- _Your objective_:
Return the whole listing, keeping every character the same.

- _Data section_:
+ + +
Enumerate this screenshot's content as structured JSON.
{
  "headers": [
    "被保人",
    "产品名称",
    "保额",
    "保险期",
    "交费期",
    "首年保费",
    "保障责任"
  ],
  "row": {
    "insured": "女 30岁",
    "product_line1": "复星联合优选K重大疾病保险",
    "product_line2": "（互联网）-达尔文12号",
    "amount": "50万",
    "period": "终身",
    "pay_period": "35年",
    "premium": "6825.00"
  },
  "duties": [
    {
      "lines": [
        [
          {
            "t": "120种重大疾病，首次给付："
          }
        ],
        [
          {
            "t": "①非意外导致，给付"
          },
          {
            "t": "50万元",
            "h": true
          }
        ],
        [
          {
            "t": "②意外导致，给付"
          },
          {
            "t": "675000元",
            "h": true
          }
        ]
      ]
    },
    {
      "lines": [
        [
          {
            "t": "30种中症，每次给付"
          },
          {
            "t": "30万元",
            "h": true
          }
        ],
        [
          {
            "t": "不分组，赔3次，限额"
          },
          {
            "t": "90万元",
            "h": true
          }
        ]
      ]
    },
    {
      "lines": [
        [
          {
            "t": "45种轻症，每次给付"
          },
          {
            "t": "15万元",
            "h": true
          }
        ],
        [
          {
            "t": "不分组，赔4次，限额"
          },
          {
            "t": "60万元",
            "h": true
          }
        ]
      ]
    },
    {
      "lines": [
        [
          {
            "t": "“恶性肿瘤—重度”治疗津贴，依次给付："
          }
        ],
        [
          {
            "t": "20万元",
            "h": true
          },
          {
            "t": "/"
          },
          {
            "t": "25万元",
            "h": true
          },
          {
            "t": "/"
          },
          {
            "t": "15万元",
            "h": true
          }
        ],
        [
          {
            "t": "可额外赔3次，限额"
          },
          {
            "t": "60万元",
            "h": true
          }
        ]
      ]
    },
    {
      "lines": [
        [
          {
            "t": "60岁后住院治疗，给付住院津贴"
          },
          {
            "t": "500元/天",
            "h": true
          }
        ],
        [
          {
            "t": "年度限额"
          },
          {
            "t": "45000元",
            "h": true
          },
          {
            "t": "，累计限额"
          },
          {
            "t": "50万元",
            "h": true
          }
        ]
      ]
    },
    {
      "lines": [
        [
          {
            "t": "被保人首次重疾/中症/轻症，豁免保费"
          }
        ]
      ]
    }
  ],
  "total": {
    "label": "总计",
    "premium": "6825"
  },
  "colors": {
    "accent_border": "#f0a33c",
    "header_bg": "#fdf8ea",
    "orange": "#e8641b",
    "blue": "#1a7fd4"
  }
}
+ + +
- _Answer to the problem_:
Enumerate this screenshot's content as structured JSON.
{
  "headers": [
    "被保人",
    "产品名称",
    "保额",
    "保险期",
    "交费期",
    "首年保费",
    "保障责任"
  ],
  "row": {
    "insured": "女 30岁",
    "product_line1": "复星联合优选K重大疾病保险",
    "product_line2": "（互联网）-达尔文12号",
    "amount": "50万",
    "period": "终身",
    "pay_period": "35年",
    "premium": "6825.00"
  },
  "duties": [
    {
      "lines": [
        [
          {
            "t": "120种重大疾病，首次给付："
          }
        ],
        [
          {
            "t": "①非意外导致，给付"
          },
          {
            "t": "50万元",
            "h": true
          }
        ],
        [
          {
            "t": "②意外导致，给付"
          },
          {
            "t": "675000元",
            "h": true
          }
        ]
      ]
    },
    {
      "lines": [
        [
          {
            "t": "30种中症，每次给付"
          },
          {
            "t": "30万元",
            "h": true
          }
        ],
        [
          {
            "t": "不分组，赔3次，限额"
          },
          {
            "t": "90万元",
            "h": true
          }
        ]
      ]
    },
    {
      "lines": [
        [
          {
            "t": "45种轻症，每次给付"
          },
          {
            "t": "15万元",
            "h": true
          }
        ],
        [
          {
            "t": "不分组，赔4次，限额"
          },
          {
            "t": "60万元",
            "h": true
          }
        ]
      ]
    },
    {
      "lines": [
        [
          {
            "t": "“恶性肿瘤—重度”治疗津贴，依次给付："
          }
        ],
        [
          {
            "t": "20万元",
            "h": true
          },
          {
            "t": "/"
          },
          {
            "t": "25万元",
            "h": true
          },
          {
            "t": "/"
          },
          {
            "t": "15万元",
            "h": true
          }
        ],
        [
          {
            "t": "可额外赔3次，限额"
          },
          {
            "t": "60万元",
            "h": true
          }
        ]
      ]
    },
    {
      "lines": [
        [
          {
            "t": "60岁后住院治疗，给付住院津贴"
          },
          {
            "t": "500元/天",
            "h": true
          }
        ],
        [
          {
            "t": "年度限额"
          },
          {
            "t": "45000元",
            "h": true
          },
          {
            "t": "，累计限额"
          },
          {
            "t": "50万元",
            "h": true
          }
        ]
      ]
    },
    {
      "lines": [
        [
          {
            "t": "被保人首次重疾/中症/轻症，豁免保费"
          }
        ]
      ]
    }
  ],
  "total": {
    "label": "总计",
    "premium": "6825"
  },
  "colors": {
    "accent_border": "#f0a33c",
    "header_bg": "#fdf8ea",
    "orange": "#e8641b",
    "blue": "#1a7fd4"
  }
}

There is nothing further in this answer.